# Problem statement:
Separate out the lines that hold "hipóteses".

# Dataset records:
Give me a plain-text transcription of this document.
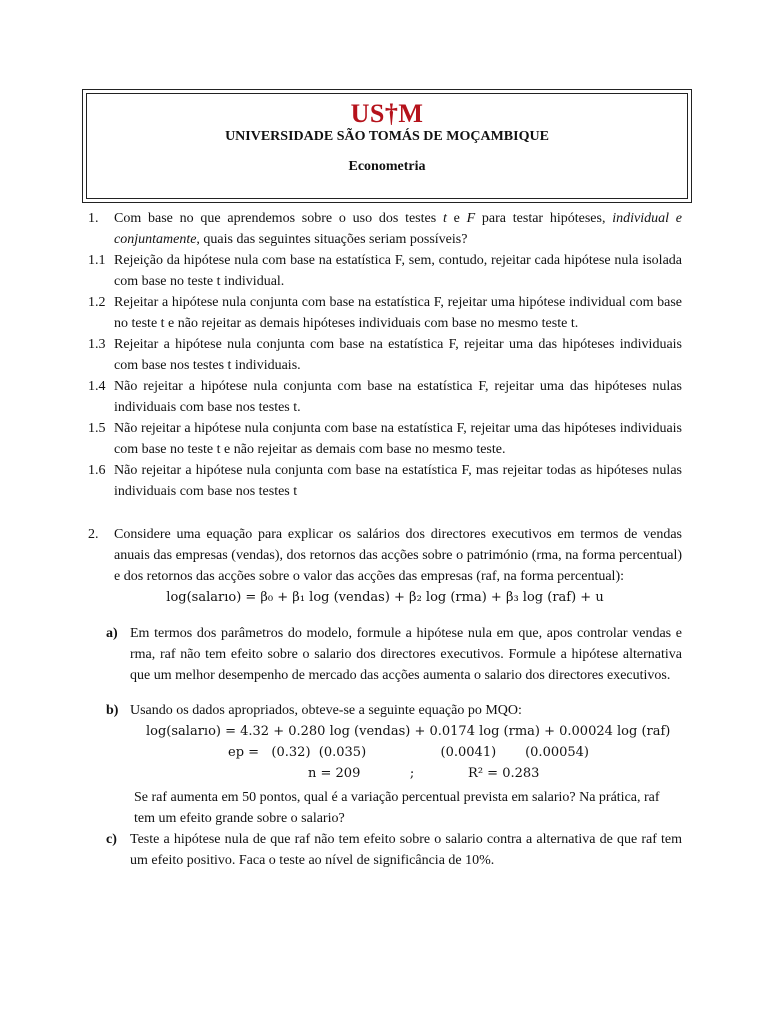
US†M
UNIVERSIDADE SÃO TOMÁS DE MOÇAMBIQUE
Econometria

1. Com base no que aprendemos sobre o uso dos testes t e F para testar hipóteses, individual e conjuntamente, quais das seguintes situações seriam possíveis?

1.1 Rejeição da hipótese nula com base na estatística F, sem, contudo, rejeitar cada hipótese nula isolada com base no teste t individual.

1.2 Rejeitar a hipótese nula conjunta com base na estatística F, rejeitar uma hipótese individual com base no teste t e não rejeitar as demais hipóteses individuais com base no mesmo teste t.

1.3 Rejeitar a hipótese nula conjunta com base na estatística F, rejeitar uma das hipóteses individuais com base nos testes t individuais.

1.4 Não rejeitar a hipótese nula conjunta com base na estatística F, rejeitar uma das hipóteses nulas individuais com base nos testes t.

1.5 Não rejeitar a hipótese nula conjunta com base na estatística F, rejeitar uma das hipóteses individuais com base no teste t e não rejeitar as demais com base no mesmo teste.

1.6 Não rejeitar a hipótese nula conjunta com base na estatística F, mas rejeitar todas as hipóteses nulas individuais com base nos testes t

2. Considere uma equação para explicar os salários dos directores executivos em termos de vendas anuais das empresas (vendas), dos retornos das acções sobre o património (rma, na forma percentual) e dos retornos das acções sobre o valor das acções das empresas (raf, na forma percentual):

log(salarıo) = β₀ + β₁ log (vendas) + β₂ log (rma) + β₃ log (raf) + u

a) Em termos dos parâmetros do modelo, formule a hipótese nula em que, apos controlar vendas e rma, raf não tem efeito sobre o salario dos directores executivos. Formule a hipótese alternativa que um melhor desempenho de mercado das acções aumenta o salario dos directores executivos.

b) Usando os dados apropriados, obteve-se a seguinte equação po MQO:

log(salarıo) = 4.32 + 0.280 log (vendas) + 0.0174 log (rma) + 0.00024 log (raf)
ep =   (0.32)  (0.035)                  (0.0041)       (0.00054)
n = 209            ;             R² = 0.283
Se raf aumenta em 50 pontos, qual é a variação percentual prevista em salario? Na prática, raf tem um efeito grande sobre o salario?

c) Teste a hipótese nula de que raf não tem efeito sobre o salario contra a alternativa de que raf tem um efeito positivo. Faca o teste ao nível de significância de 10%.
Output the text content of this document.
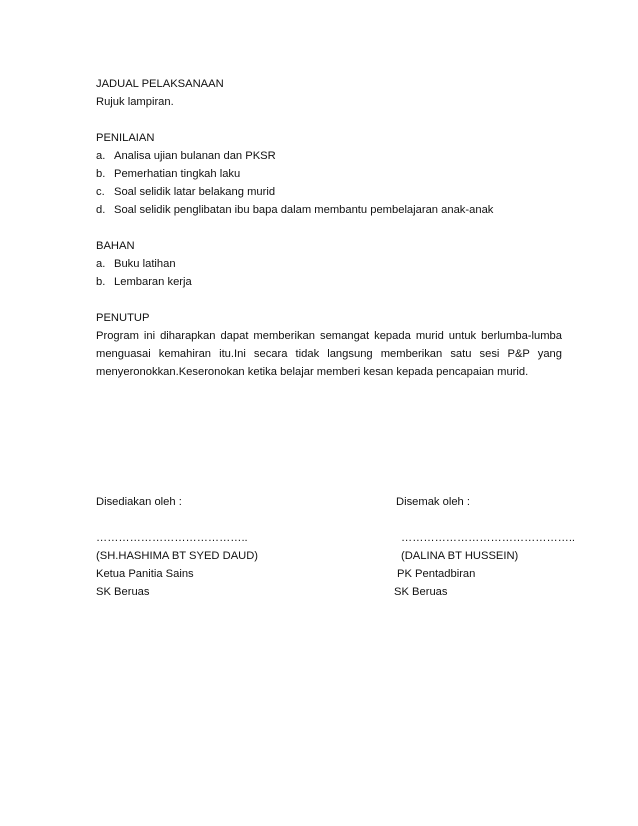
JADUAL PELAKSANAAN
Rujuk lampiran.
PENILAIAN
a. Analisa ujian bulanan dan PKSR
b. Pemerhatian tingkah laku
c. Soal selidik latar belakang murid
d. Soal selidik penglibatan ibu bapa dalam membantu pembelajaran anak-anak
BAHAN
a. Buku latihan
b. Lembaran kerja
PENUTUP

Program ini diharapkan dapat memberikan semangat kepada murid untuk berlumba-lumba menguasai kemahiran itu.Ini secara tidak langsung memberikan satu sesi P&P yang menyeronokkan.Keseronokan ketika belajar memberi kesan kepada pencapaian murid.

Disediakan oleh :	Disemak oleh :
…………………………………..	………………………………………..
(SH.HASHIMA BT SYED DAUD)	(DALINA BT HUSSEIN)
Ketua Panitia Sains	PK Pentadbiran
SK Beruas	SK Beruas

# Task response:
1. Com base no que aprendemos sobre o uso dos testes t e F para testar hipóteses, individual e conjuntamente, quais das seguintes situações seriam possíveis?
1.2 Rejeitar a hipótese nula conjunta com base na estatística F, rejeitar uma hipótese individual com base no teste t e não rejeitar as demais hipóteses individuais com base no mesmo teste t.
1.3 Rejeitar a hipótese nula conjunta com base na estatística F, rejeitar uma das hipóteses individuais com base nos testes t individuais.
1.4 Não rejeitar a hipótese nula conjunta com base na estatística F, rejeitar uma das hipóteses nulas individuais com base nos testes t.
1.5 Não rejeitar a hipótese nula conjunta com base na estatística F, rejeitar uma das hipóteses individuais com base no teste t e não rejeitar as demais com base no mesmo teste.
1.6 Não rejeitar a hipótese nula conjunta com base na estatística F, mas rejeitar todas as hipóteses nulas individuais com base nos testes t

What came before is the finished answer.